**Quoted text**

Preparation
This section describes how to convert ONNX models into OpenVINO IR format, quantize for CPU/NPU, and validate compatibility.
OpenVINO IR is required for:
- Optimal CPU performance
- iGPU/NPU execution
- INT8 hardware acceleration
1. Export Model to ONNX
PyTorch example:
torch.onnx.export(
model,
dummy_input,
"model.onnx",
opset_version=17,
input_names=["input"],
output_names=["output"]
)
TensorFlow:
python -m tf2onnx.convert --saved-model ./saved --output model.onnx
2. Convert ONNX → OpenVINO IR
Use Model Optimizer:
mo --input_model model.onnx --output_dir ./ir --compress_to_fp16
Produces:
- model.xml
- model.bin
FP16 recommended for:
- CPU
- iGPU
- NPU
For FP32:
mo --input_model model.onnx --data_type FP32
3. Quantization (INT8)
Use POT (Post-Training Optimization Tool):
from openvino.tools.pot import DataLoader, IEEngine, load_model, save_model
CLI version:
pot -m model.xml -d config.json -o output/
Benefits:
- Faster CPU execution
- Required for optimal NPU performance
4. Validate the IR Model
from openvino.runtime import Core
ie = Core()

**Task set**
(1) Using the OpenVINO conversion guide above, decide whether each statement agrees with it: (a) INT8 quantization is done with POT; (b) the PyTorch export example uses opset version 13; (c) the FP32 conversion command includes the flag --compress_to_fp16. Answer yes or no for each and quote the deciding words.
(2) Copy out the rows below word for word, starting at the first row and ending at the row that contains "crossword-cell-r2-c2[interactable]: [50, 41, 57, 48]". Include both of those rows.

**Data provided**
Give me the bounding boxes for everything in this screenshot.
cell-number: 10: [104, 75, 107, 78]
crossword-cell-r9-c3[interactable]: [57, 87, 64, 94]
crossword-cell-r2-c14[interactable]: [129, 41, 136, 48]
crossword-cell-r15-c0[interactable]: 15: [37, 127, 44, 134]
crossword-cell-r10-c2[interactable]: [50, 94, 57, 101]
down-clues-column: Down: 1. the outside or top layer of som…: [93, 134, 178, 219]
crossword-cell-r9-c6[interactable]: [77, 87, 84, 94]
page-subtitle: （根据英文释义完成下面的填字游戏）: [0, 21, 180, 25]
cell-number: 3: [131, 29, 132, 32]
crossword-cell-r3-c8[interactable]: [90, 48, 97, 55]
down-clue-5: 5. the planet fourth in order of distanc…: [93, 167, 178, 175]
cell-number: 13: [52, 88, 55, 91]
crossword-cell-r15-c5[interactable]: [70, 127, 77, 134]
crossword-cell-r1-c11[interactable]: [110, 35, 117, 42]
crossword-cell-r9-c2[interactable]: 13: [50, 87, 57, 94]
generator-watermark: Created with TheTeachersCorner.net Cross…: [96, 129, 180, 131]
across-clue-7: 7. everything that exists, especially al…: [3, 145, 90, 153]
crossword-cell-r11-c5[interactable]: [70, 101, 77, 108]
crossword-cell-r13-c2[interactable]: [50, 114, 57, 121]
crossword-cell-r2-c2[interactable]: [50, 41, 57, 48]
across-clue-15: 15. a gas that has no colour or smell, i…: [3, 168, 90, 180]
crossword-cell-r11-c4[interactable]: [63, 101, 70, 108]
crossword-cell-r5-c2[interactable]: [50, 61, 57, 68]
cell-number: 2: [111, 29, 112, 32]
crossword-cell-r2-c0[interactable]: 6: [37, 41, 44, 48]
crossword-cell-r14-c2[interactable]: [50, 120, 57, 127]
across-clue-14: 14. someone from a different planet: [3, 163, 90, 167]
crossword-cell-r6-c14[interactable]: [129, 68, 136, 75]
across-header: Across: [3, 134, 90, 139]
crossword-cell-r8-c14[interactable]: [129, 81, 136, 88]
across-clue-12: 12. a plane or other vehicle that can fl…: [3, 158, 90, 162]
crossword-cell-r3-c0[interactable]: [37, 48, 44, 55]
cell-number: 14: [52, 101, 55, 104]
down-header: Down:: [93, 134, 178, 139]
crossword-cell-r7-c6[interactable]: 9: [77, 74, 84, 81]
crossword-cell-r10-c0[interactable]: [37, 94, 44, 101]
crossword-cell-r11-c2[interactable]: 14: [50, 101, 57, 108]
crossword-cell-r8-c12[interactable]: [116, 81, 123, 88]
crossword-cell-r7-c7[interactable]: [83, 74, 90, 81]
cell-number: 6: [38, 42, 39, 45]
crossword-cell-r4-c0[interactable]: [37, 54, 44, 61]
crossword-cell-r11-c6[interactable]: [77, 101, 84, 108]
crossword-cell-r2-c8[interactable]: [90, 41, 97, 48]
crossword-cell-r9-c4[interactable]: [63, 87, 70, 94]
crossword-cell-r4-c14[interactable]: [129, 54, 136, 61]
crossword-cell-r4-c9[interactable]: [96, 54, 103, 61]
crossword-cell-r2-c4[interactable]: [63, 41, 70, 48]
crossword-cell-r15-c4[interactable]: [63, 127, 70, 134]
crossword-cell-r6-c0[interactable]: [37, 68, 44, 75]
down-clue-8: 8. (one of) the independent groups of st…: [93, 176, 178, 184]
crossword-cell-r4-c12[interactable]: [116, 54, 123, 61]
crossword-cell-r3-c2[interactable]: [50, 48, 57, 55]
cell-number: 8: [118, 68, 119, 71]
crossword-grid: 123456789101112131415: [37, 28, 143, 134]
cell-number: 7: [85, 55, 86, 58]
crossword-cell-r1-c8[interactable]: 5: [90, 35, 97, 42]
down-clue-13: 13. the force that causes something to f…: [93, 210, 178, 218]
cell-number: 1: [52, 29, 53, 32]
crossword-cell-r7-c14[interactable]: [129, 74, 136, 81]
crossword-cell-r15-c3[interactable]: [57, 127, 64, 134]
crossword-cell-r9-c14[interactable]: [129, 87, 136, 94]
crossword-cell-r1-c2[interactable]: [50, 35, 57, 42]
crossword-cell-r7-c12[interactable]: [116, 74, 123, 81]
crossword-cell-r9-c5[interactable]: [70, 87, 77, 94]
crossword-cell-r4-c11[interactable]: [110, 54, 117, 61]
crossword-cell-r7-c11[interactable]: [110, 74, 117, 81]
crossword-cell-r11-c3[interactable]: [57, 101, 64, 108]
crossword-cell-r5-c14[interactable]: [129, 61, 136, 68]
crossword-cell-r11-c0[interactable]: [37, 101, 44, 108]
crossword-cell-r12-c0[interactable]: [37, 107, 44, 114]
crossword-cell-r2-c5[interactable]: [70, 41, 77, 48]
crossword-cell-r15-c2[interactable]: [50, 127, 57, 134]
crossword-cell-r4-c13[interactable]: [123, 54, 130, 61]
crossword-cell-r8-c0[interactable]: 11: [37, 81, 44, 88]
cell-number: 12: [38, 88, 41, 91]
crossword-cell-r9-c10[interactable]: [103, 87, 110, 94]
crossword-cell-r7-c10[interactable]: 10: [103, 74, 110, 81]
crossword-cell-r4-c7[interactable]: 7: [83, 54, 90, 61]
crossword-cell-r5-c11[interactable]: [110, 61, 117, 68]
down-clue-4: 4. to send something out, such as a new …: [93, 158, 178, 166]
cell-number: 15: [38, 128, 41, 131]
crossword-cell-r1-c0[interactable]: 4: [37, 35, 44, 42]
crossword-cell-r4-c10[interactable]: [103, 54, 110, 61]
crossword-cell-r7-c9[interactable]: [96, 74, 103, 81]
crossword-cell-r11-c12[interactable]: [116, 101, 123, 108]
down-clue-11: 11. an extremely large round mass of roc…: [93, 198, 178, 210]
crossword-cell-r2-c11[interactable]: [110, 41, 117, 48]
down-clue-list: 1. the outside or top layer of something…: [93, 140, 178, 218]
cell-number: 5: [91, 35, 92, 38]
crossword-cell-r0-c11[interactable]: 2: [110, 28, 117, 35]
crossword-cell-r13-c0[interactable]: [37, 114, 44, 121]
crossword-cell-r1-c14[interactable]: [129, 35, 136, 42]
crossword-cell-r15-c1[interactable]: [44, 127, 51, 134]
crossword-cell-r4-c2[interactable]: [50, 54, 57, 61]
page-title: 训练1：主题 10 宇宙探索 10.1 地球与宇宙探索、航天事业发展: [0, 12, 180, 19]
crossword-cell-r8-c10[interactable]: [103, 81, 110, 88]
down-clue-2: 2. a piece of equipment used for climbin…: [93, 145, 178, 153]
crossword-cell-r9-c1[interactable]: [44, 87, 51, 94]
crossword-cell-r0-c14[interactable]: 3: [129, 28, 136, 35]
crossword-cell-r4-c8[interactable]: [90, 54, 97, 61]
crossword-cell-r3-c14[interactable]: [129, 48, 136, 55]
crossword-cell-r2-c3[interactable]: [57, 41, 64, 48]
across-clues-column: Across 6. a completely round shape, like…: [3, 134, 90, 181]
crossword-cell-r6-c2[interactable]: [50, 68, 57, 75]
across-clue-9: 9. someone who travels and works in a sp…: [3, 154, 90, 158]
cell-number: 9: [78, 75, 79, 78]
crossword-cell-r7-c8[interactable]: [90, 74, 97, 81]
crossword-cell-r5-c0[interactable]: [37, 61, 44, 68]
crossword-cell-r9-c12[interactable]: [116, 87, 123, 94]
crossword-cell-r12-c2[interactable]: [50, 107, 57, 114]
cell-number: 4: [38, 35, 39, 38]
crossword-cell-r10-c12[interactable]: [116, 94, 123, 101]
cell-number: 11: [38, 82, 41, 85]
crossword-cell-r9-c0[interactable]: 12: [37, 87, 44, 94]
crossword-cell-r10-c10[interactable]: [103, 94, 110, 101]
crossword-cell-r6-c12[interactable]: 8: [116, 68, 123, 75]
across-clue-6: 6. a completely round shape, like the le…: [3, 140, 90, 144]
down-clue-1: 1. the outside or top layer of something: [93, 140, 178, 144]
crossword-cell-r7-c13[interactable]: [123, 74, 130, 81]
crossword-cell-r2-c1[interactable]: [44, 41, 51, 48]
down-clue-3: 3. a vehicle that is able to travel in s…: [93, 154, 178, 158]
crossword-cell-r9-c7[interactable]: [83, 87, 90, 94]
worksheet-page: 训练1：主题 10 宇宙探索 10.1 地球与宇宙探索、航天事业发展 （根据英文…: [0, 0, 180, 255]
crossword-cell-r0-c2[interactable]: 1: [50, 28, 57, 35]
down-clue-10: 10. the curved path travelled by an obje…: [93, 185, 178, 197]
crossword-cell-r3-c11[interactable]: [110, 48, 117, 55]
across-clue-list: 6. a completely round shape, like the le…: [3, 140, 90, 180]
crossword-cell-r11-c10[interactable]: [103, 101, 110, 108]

**Answers for this exercise**
(1)
(a) Yes: "Use POT (Post-Training Optimization Tool):"
(b) No: "opset_version=17"
(c) No: "mo --input_model model.onnx --data_type FP32"

(2)
Give me the bounding boxes for everything in this screenshot.
cell-number: 10: [104, 75, 107, 78]
crossword-cell-r9-c3[interactable]: [57, 87, 64, 94]
crossword-cell-r2-c14[interactable]: [129, 41, 136, 48]
crossword-cell-r15-c0[interactable]: 15: [37, 127, 44, 134]
crossword-cell-r10-c2[interactable]: [50, 94, 57, 101]
down-clues-column: Down: 1. the outside or top layer of som…: [93, 134, 178, 219]
crossword-cell-r9-c6[interactable]: [77, 87, 84, 94]
page-subtitle: （根据英文释义完成下面的填字游戏）: [0, 21, 180, 25]
cell-number: 3: [131, 29, 132, 32]
crossword-cell-r3-c8[interactable]: [90, 48, 97, 55]
down-clue-5: 5. the planet fourth in order of distanc…: [93, 167, 178, 175]
cell-number: 13: [52, 88, 55, 91]
crossword-cell-r15-c5[interactable]: [70, 127, 77, 134]
crossword-cell-r1-c11[interactable]: [110, 35, 117, 42]
crossword-cell-r9-c2[interactable]: 13: [50, 87, 57, 94]
generator-watermark: Created with TheTeachersCorner.net Cross…: [96, 129, 180, 131]
across-clue-7: 7. everything that exists, especially al…: [3, 145, 90, 153]
crossword-cell-r11-c5[interactable]: [70, 101, 77, 108]
crossword-cell-r13-c2[interactable]: [50, 114, 57, 121]
crossword-cell-r2-c2[interactable]: [50, 41, 57, 48]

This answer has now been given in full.